Only the lines from the one with "Read all visible content and emit it as JSON." to the last line belong in your answer; write them out exactly and drop the pictures.

--- START OF Records to use ---

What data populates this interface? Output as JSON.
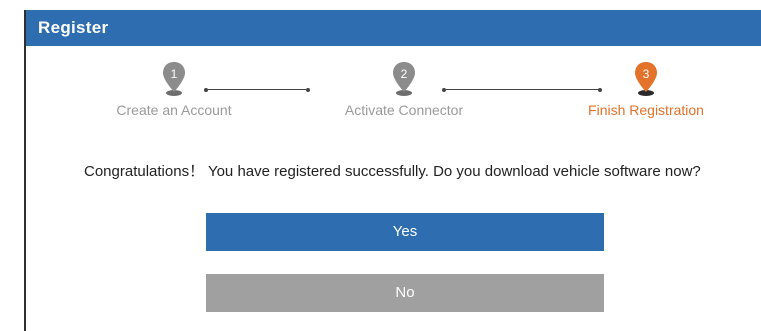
{
  "window": {
    "title": "Register"
  },
  "steps": [
    {
      "number": "1",
      "label": "Create an Account",
      "state": "inactive",
      "icon": "location-pin-icon"
    },
    {
      "number": "2",
      "label": "Activate Connector",
      "state": "inactive",
      "icon": "location-pin-icon"
    },
    {
      "number": "3",
      "label": "Finish Registration",
      "state": "active",
      "icon": "location-pin-icon"
    }
  ],
  "message": "Congratulations！ You have registered successfully. Do you download vehicle software now?",
  "buttons": {
    "yes": "Yes",
    "no": "No"
  },
  "colors": {
    "title_bar": "#2e6db0",
    "active_step": "#e3722b",
    "inactive_step": "#9a9a9a",
    "yes_button": "#2e6db0",
    "no_button": "#a0a0a0"
  }
}
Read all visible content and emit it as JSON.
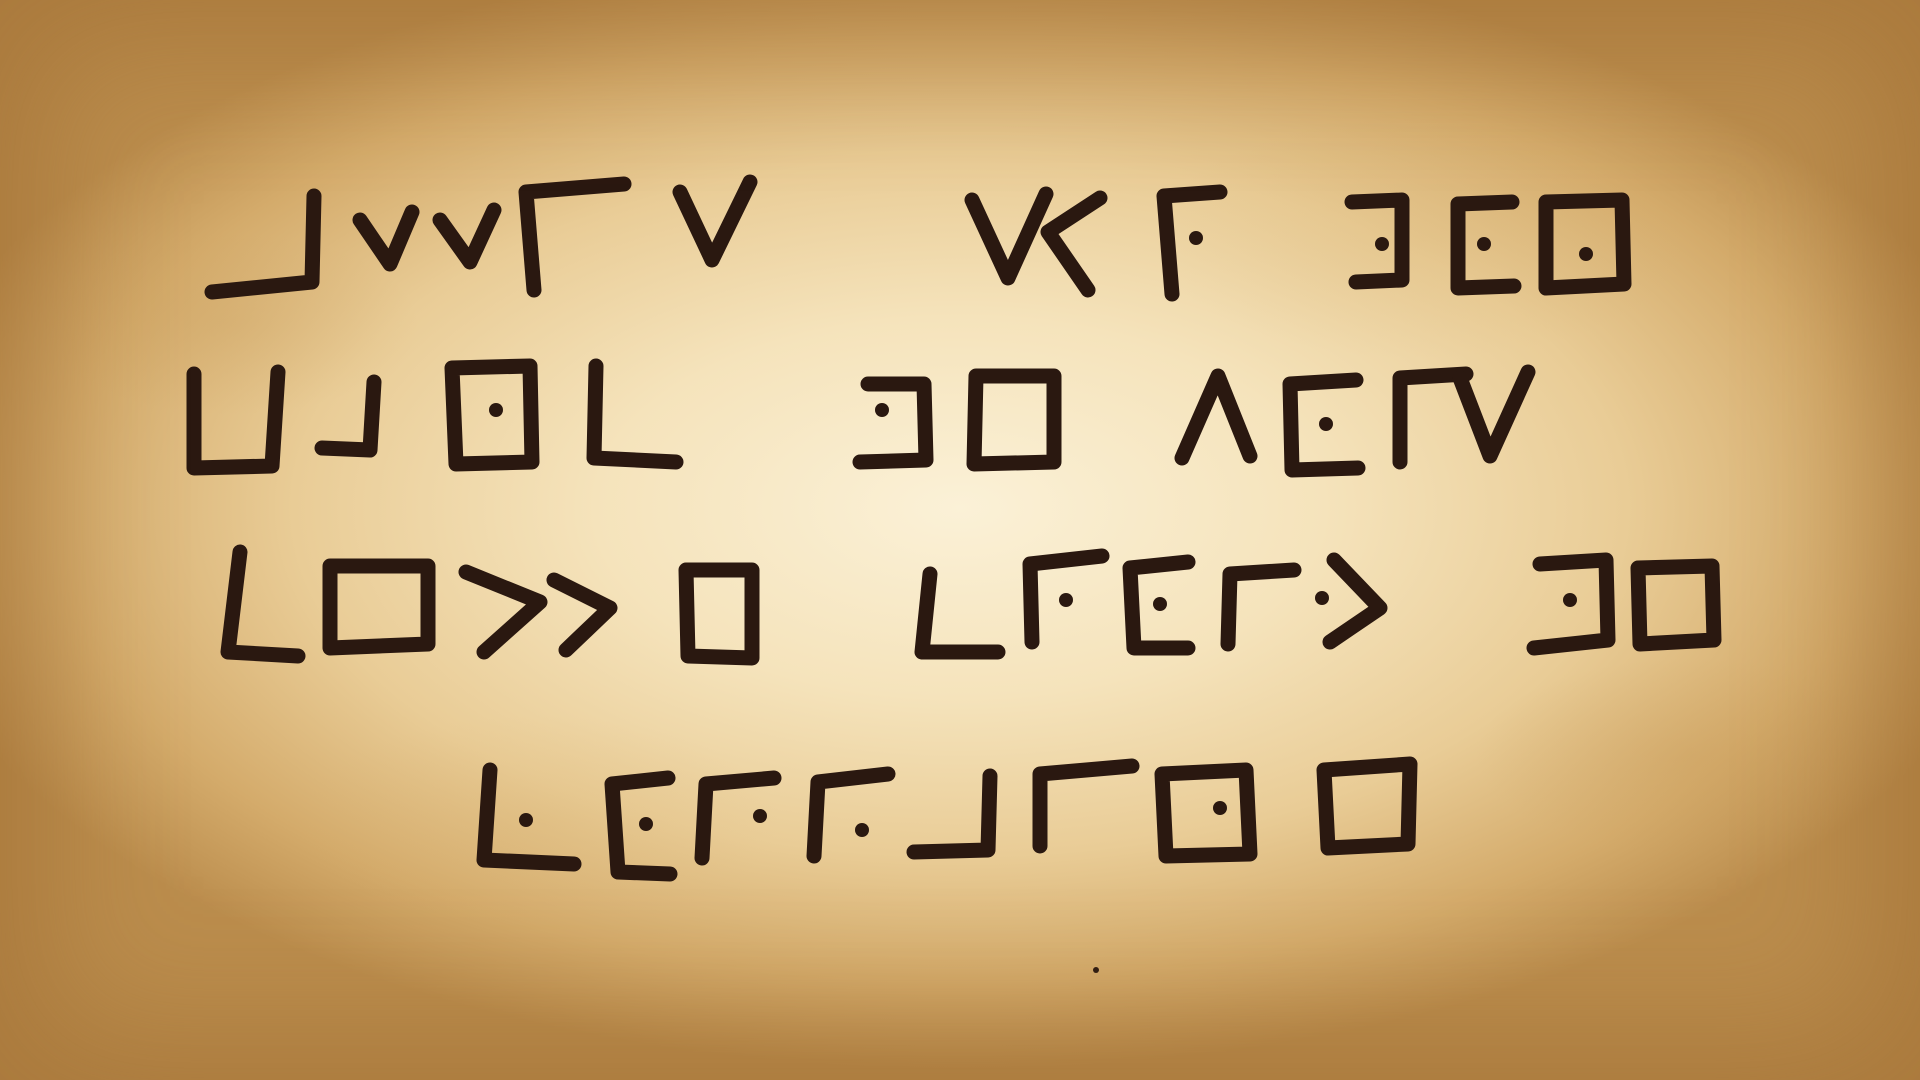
{
  "image": {
    "kind": "handwritten cipher on aged parchment",
    "colors": {
      "ink": "#2a1810",
      "parchment_light": "#fbf1d7",
      "parchment_edge": "#bb8d4d"
    },
    "cipher_lines": [
      {
        "words": 3
      },
      {
        "words": 3
      },
      {
        "words": 3
      },
      {
        "words": 1
      }
    ]
  }
}
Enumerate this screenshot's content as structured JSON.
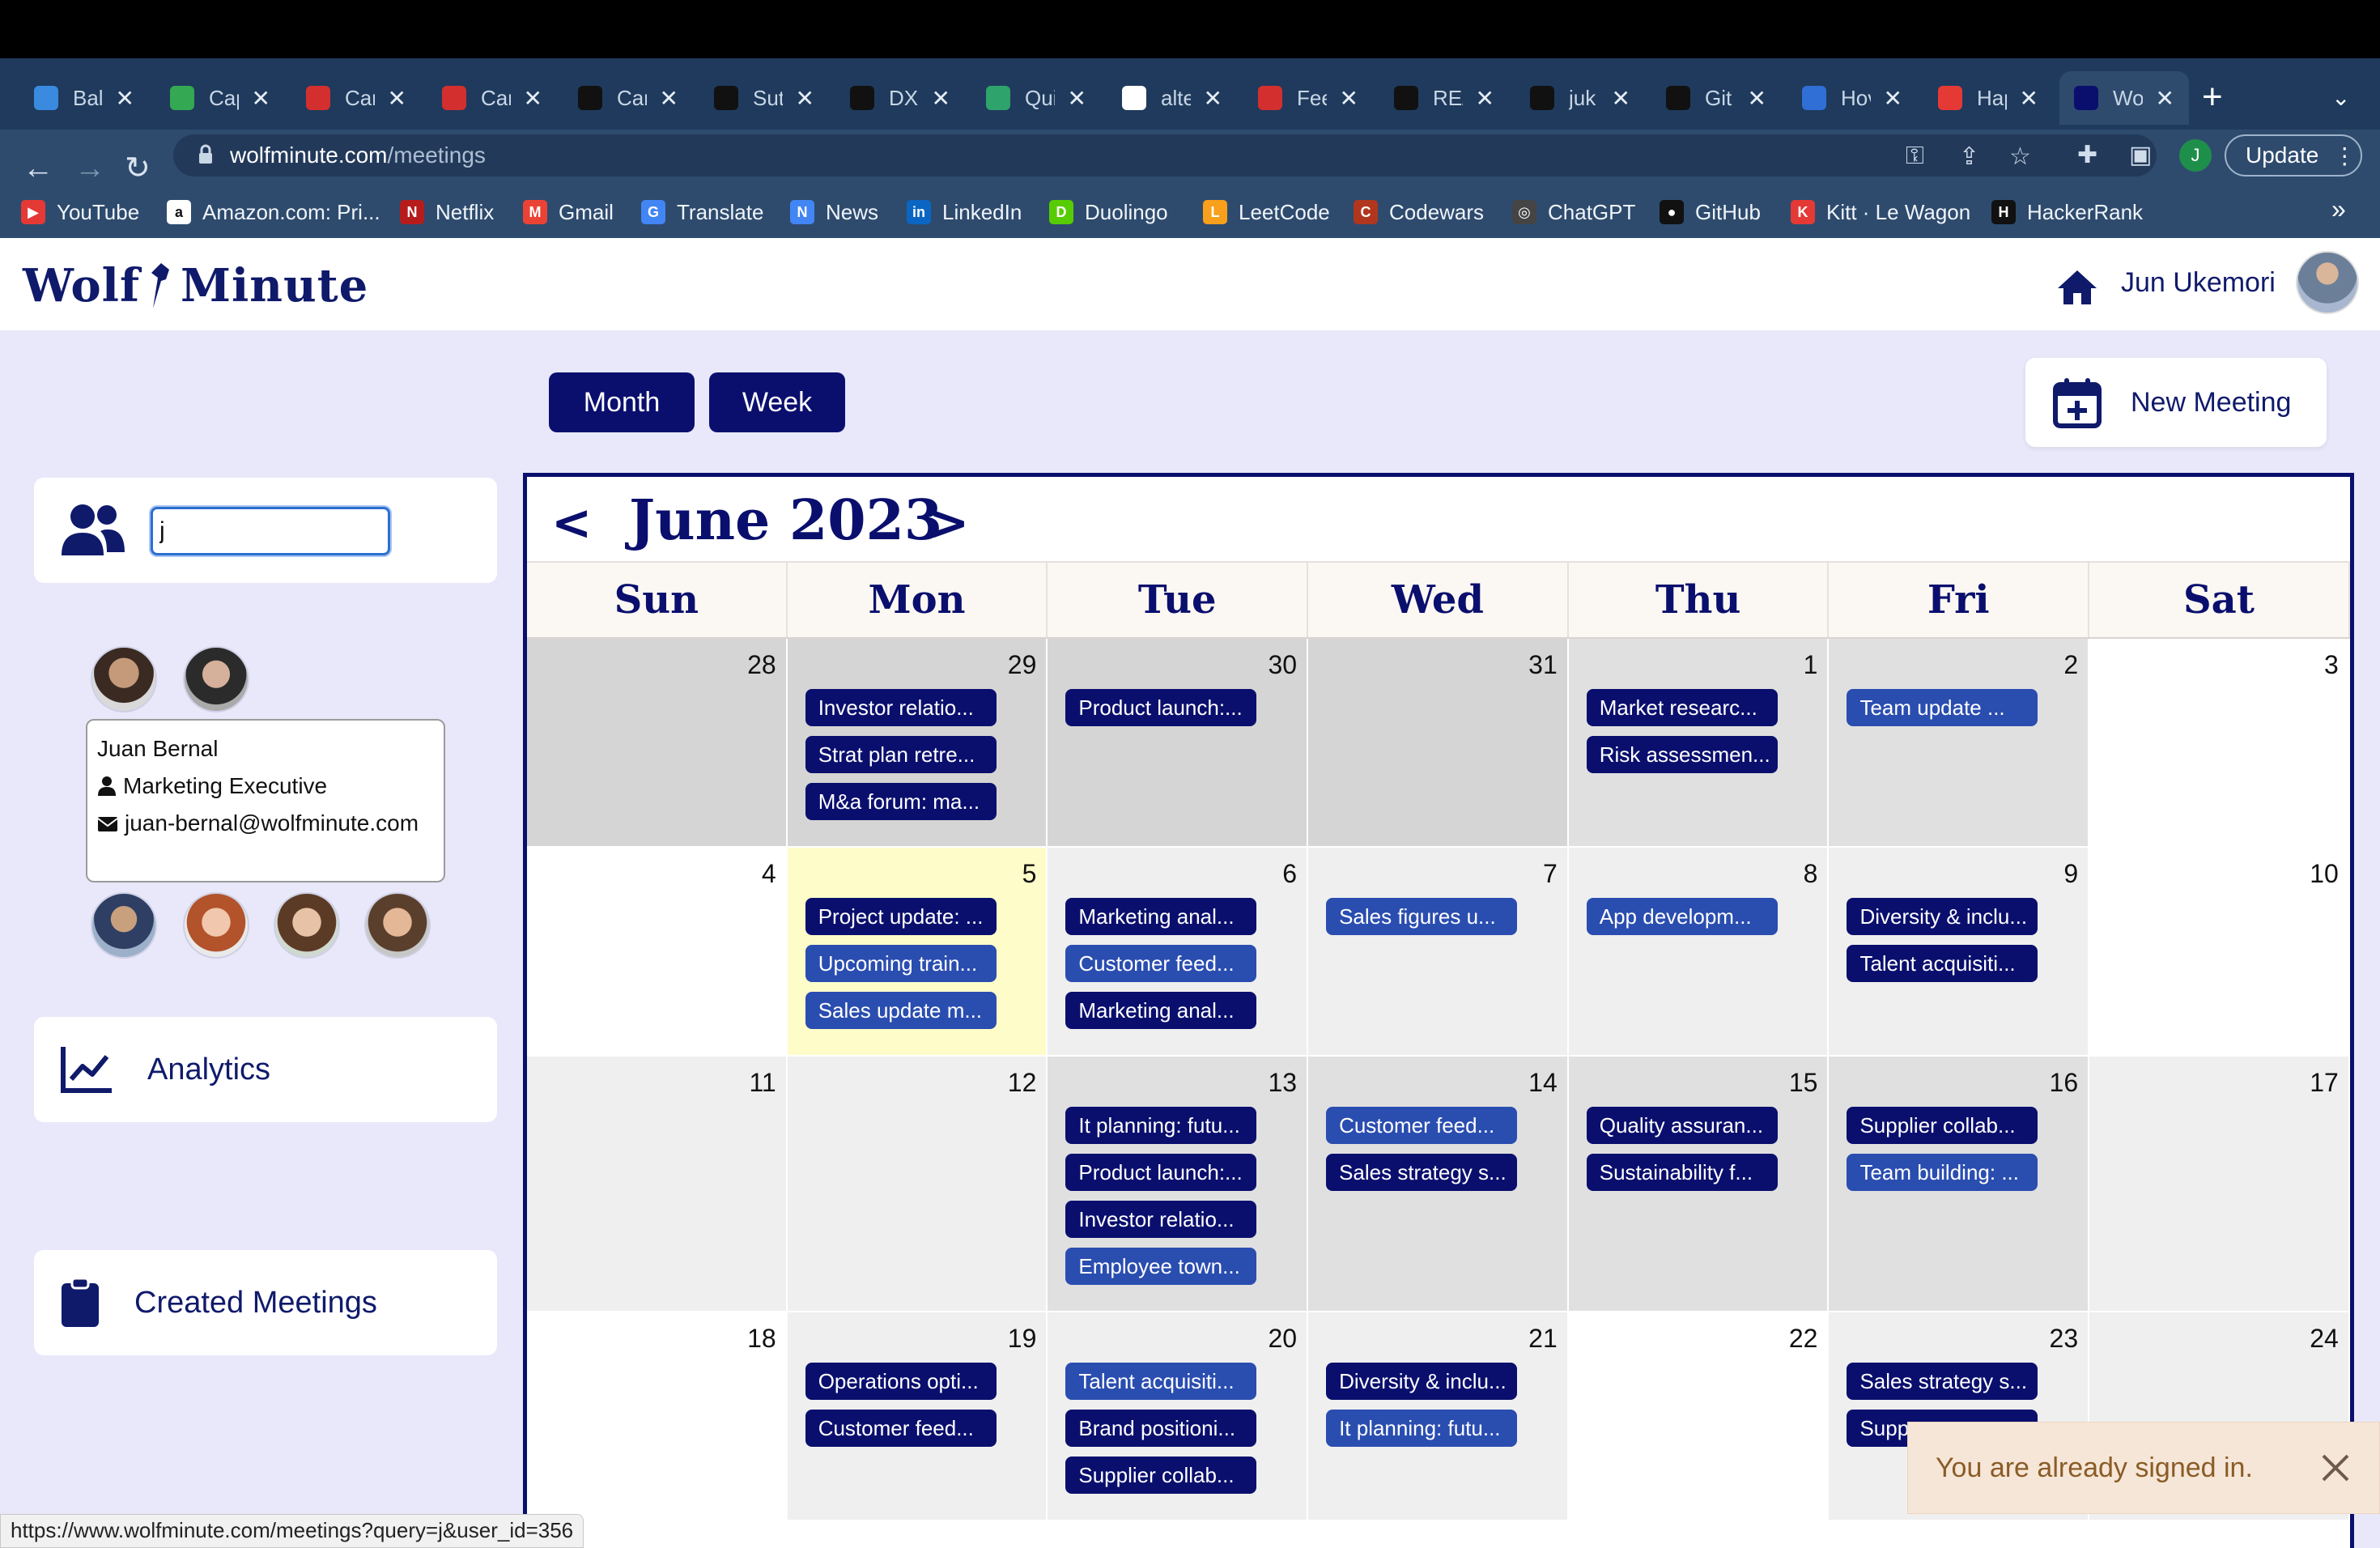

--- END OF Records to use ---

Response to the exercise =>
Read all visible content and emit it as JSON.
{
  "image": {
    "kind": "handwritten cipher on aged parchment",
    "colors": {
      "ink": "#2a1810",
      "parchment_light": "#fbf1d7",
      "parchment_edge": "#bb8d4d"
    },
    "cipher_lines": [
      {
        "words": 3
      },
      {
        "words": 3
      },
      {
        "words": 3
      },
      {
        "words": 1
      }
    ]
  }
}
Enumerate this screenshot's content as structured JSON.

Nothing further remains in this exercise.